TASK INSTRUCTIONS:
List every player named in the baseball report below.

--- EXTRACT TO READ ---

That’s all it took for Coupeville High School freshman Daniel Olson to pen his name into Wolf baseball history.

Coming on in relief Monday after starting pitcher Matt Hilborn burned through all 105 pitches he was allowed by state rules, Olson threw more warm-up pitches than game ones.

Not that it mattered, as his one and only heave caused a Klahowya hitter, who was staring at a two-strike deficit when the Wolves were forced to change pitchers, to go down swinging.

And with that final strike and final out, Coupeville capped a 5-0 road win and officially clinched its second Olympic League title in three seasons.

The win, the sixth straight and 10th in their last 11 games for the Wolves, lifts them to 7-1 in conference action, 13-4 overall.

After closing the regular season Wednesday at home against Port Townsend (it’s Senior Night and first pitch is 4 PM), CHS is playoff-bound.

The Wolves open the double-elimination district tourney May 8 in Tacoma.

Coupeville faces the #2 team from the Nisqually League, and will need two wins in three games to advance to state for the first time since 2014.

To see the bracket, pop over to:

http://www.olympicleague.com/tournament.php?tournament_id=2654&sport=6

Monday afternoon the Wolves made their final trip to Silverdale a business trip. Get in, win, get out, then celebrate.

And, despite hitting into a rare double play, Coupeville netted the only run it would really need in the top of the first.

With two outs and no one one base, Hunter Smith drew a walk, moved up on a single from Dane Lucero, then scampered home when Klahowya booted a ball off the bat of Jake Hoagland.

--- RECORD EXCERPTS ---

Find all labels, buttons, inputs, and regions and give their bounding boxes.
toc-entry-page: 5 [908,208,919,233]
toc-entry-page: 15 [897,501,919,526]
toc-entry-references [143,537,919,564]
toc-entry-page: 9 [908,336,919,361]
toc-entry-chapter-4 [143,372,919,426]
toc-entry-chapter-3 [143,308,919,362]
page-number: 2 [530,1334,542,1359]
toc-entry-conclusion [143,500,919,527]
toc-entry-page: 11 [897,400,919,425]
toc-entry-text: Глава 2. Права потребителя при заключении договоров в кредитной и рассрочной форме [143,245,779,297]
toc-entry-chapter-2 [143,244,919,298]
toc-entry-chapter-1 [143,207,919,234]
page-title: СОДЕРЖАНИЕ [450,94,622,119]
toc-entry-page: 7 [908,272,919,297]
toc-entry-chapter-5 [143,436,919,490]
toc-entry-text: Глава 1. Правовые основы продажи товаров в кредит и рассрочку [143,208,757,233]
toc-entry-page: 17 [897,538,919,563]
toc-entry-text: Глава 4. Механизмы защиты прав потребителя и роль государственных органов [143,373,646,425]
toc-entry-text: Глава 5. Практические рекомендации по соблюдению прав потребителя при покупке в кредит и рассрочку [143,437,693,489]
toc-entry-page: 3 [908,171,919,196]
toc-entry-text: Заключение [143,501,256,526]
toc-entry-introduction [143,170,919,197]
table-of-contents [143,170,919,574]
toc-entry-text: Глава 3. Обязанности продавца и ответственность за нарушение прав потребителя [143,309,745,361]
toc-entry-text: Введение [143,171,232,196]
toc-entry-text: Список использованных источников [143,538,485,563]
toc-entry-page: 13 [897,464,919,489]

---

ANSWER BOX:
- Daniel Olson
- Matt Hilborn
- Hunter Smith
- Dane Lucero
- Jake Hoagland